--- BEGIN RECORDS FOR THIS EXERCISE ---

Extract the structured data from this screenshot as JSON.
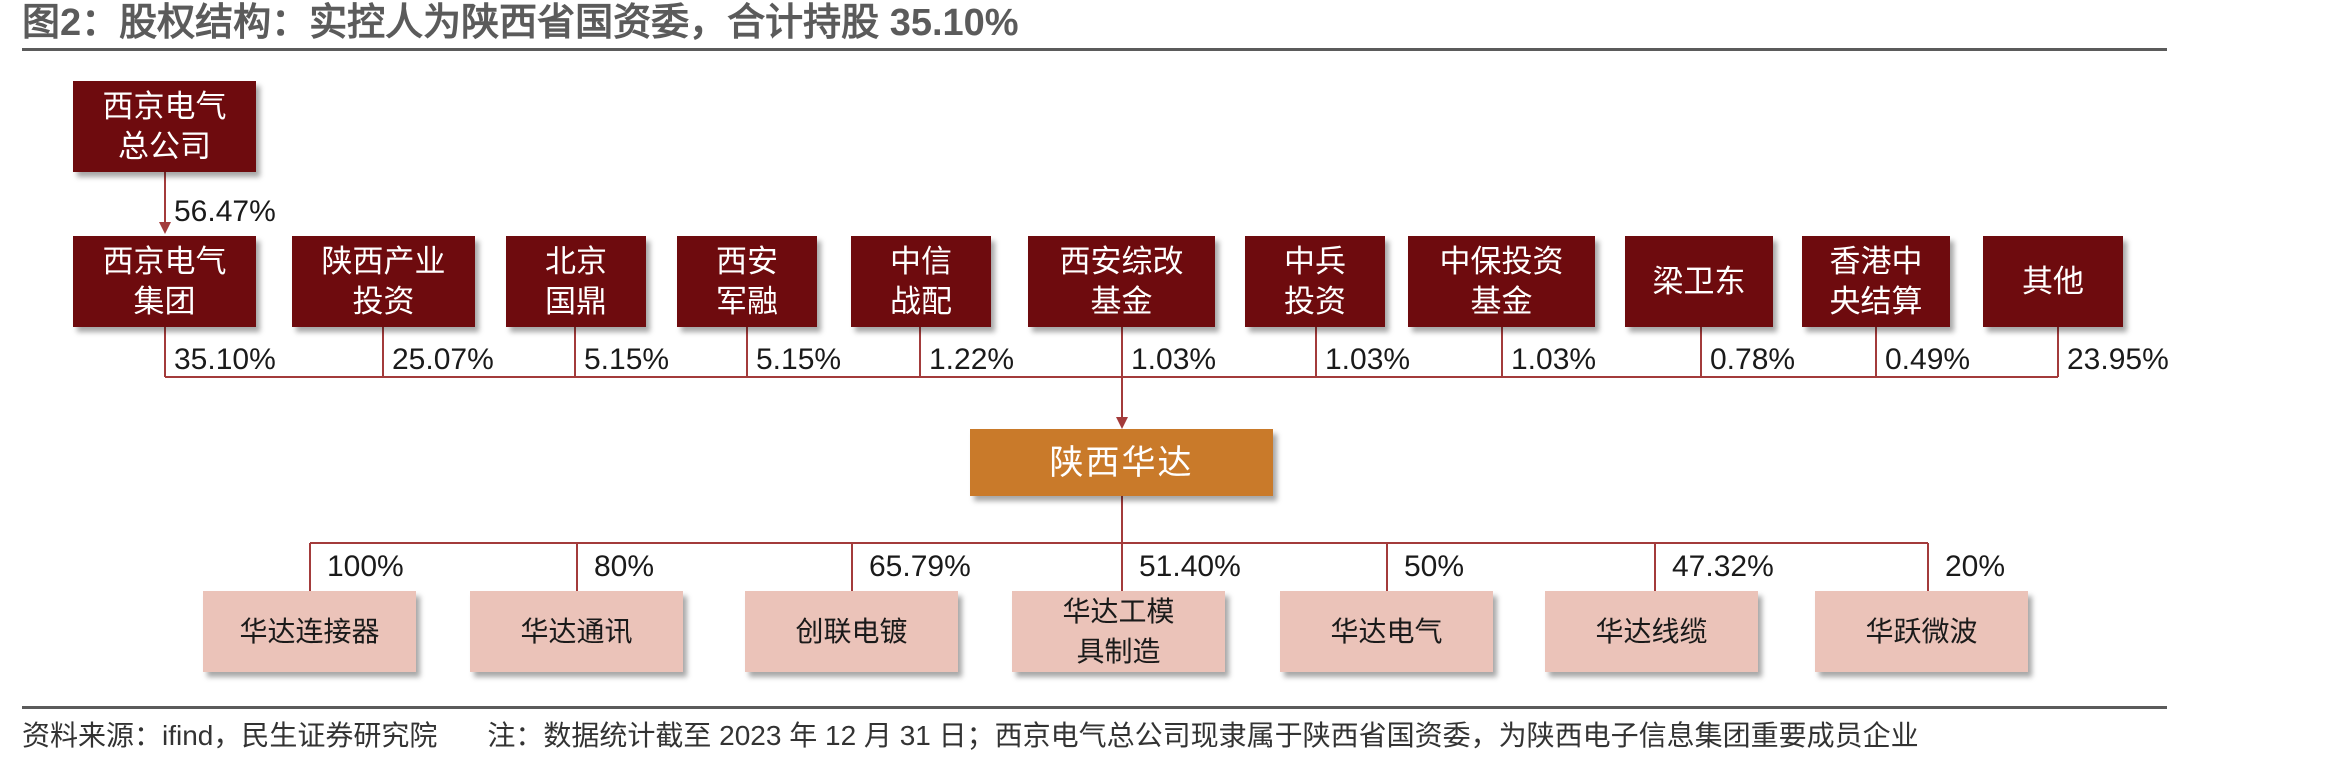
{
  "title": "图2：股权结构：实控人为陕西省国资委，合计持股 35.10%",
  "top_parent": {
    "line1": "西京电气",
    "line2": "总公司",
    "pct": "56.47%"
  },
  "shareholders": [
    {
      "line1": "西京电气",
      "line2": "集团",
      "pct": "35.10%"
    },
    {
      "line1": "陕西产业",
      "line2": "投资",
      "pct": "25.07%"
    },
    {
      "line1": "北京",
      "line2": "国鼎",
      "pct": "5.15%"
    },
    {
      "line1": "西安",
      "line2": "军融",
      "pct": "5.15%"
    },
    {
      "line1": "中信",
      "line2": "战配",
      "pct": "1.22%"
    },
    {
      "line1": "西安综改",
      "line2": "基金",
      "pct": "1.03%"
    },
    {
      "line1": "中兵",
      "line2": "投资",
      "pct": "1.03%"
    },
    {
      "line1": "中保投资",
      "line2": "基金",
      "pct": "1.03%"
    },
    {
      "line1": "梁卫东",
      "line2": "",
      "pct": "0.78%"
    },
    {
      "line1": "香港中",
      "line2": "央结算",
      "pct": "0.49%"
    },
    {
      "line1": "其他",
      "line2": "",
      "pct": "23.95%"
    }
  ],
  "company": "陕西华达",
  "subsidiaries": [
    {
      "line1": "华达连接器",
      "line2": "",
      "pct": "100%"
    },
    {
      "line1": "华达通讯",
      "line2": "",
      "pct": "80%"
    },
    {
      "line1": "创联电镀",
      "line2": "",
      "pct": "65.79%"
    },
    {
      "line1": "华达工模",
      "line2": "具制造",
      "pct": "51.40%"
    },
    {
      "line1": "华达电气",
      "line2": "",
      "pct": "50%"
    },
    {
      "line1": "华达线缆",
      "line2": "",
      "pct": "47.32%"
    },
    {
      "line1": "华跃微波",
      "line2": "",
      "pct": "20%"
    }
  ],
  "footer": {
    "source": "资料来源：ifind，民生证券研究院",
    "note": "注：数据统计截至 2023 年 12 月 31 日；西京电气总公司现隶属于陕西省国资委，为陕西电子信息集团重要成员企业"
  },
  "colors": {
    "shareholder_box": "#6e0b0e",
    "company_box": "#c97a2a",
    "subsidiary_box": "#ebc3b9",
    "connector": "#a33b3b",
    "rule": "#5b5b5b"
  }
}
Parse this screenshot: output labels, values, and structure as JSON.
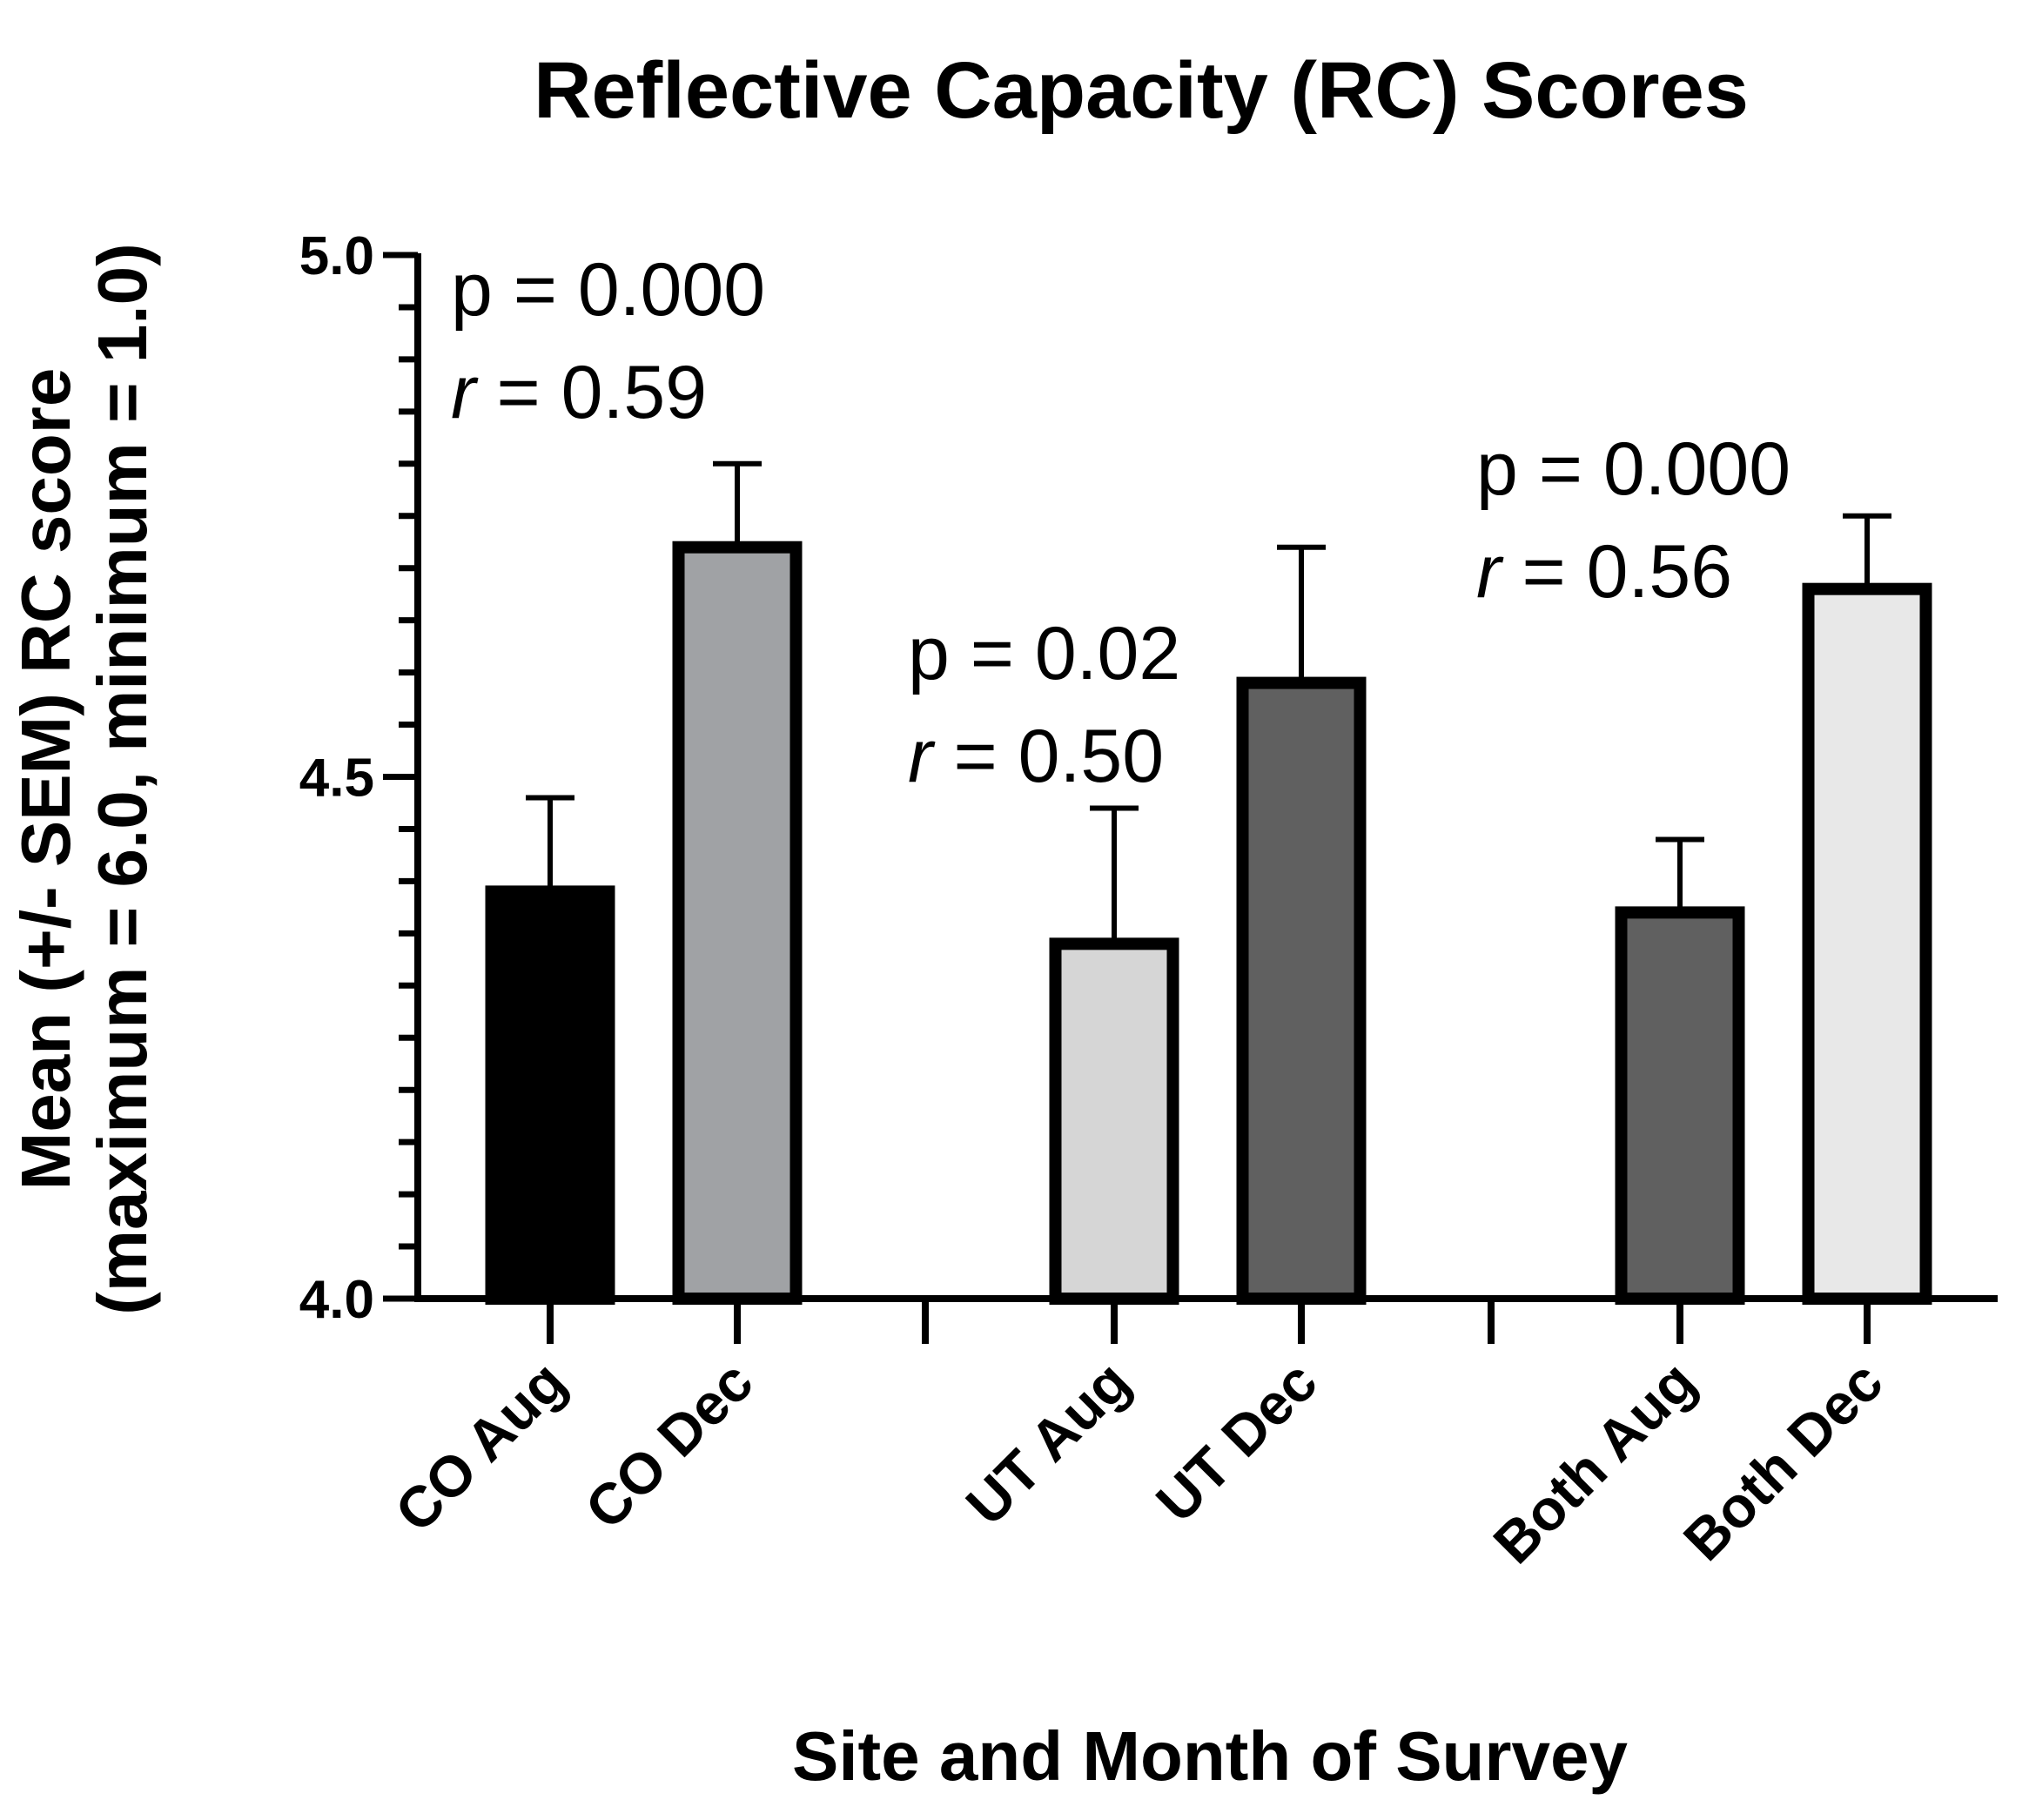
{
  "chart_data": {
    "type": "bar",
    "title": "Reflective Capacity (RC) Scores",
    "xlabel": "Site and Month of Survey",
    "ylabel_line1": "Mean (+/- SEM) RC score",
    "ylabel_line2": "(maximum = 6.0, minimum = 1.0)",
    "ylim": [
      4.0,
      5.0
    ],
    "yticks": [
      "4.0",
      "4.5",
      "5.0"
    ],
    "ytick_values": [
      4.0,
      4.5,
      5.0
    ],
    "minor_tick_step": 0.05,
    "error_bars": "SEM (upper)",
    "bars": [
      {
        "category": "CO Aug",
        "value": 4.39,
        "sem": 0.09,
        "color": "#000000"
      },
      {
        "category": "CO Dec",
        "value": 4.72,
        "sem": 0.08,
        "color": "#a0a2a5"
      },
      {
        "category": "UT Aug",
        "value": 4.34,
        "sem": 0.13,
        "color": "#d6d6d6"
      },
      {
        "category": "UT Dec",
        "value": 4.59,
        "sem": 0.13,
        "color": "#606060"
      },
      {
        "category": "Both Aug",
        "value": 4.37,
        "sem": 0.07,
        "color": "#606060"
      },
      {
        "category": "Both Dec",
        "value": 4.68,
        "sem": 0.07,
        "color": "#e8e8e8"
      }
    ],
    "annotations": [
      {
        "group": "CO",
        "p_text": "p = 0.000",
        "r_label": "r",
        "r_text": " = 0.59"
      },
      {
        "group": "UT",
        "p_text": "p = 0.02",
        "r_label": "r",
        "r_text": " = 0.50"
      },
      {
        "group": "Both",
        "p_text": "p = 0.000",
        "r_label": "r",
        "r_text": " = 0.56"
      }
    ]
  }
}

--- END RECORDS FOR THIS EXERCISE ---

#### TASK PROMPT
Write out the listing word for word, omitting the pictures it holds.

#### SOLUTION TO THIS TASK
Extract the structured data from this screenshot as JSON.
{
  "title": "图2：股权结构：实控人为陕西省国资委，合计持股 35.10%",
  "top_parent": {
    "line1": "西京电气",
    "line2": "总公司",
    "pct": "56.47%"
  },
  "shareholders": [
    {
      "line1": "西京电气",
      "line2": "集团",
      "pct": "35.10%"
    },
    {
      "line1": "陕西产业",
      "line2": "投资",
      "pct": "25.07%"
    },
    {
      "line1": "北京",
      "line2": "国鼎",
      "pct": "5.15%"
    },
    {
      "line1": "西安",
      "line2": "军融",
      "pct": "5.15%"
    },
    {
      "line1": "中信",
      "line2": "战配",
      "pct": "1.22%"
    },
    {
      "line1": "西安综改",
      "line2": "基金",
      "pct": "1.03%"
    },
    {
      "line1": "中兵",
      "line2": "投资",
      "pct": "1.03%"
    },
    {
      "line1": "中保投资",
      "line2": "基金",
      "pct": "1.03%"
    },
    {
      "line1": "梁卫东",
      "line2": "",
      "pct": "0.78%"
    },
    {
      "line1": "香港中",
      "line2": "央结算",
      "pct": "0.49%"
    },
    {
      "line1": "其他",
      "line2": "",
      "pct": "23.95%"
    }
  ],
  "company": "陕西华达",
  "subsidiaries": [
    {
      "line1": "华达连接器",
      "line2": "",
      "pct": "100%"
    },
    {
      "line1": "华达通讯",
      "line2": "",
      "pct": "80%"
    },
    {
      "line1": "创联电镀",
      "line2": "",
      "pct": "65.79%"
    },
    {
      "line1": "华达工模",
      "line2": "具制造",
      "pct": "51.40%"
    },
    {
      "line1": "华达电气",
      "line2": "",
      "pct": "50%"
    },
    {
      "line1": "华达线缆",
      "line2": "",
      "pct": "47.32%"
    },
    {
      "line1": "华跃微波",
      "line2": "",
      "pct": "20%"
    }
  ],
  "footer": {
    "source": "资料来源：ifind，民生证券研究院",
    "note": "注：数据统计截至 2023 年 12 月 31 日；西京电气总公司现隶属于陕西省国资委，为陕西电子信息集团重要成员企业"
  },
  "colors": {
    "shareholder_box": "#6e0b0e",
    "company_box": "#c97a2a",
    "subsidiary_box": "#ebc3b9",
    "connector": "#a33b3b",
    "rule": "#5b5b5b"
  }
}
Parse this screenshot: output labels, values, and structure as JSON.
{
  "chart_data": {
    "type": "bar",
    "title": "Reflective Capacity (RC) Scores",
    "xlabel": "Site and Month of Survey",
    "ylabel_line1": "Mean (+/- SEM) RC score",
    "ylabel_line2": "(maximum = 6.0, minimum = 1.0)",
    "ylim": [
      4.0,
      5.0
    ],
    "yticks": [
      "4.0",
      "4.5",
      "5.0"
    ],
    "ytick_values": [
      4.0,
      4.5,
      5.0
    ],
    "minor_tick_step": 0.05,
    "error_bars": "SEM (upper)",
    "bars": [
      {
        "category": "CO Aug",
        "value": 4.39,
        "sem": 0.09,
        "color": "#000000"
      },
      {
        "category": "CO Dec",
        "value": 4.72,
        "sem": 0.08,
        "color": "#a0a2a5"
      },
      {
        "category": "UT Aug",
        "value": 4.34,
        "sem": 0.13,
        "color": "#d6d6d6"
      },
      {
        "category": "UT Dec",
        "value": 4.59,
        "sem": 0.13,
        "color": "#606060"
      },
      {
        "category": "Both Aug",
        "value": 4.37,
        "sem": 0.07,
        "color": "#606060"
      },
      {
        "category": "Both Dec",
        "value": 4.68,
        "sem": 0.07,
        "color": "#e8e8e8"
      }
    ],
    "annotations": [
      {
        "group": "CO",
        "p_text": "p = 0.000",
        "r_label": "r",
        "r_text": " = 0.59"
      },
      {
        "group": "UT",
        "p_text": "p = 0.02",
        "r_label": "r",
        "r_text": " = 0.50"
      },
      {
        "group": "Both",
        "p_text": "p = 0.000",
        "r_label": "r",
        "r_text": " = 0.56"
      }
    ]
  }
}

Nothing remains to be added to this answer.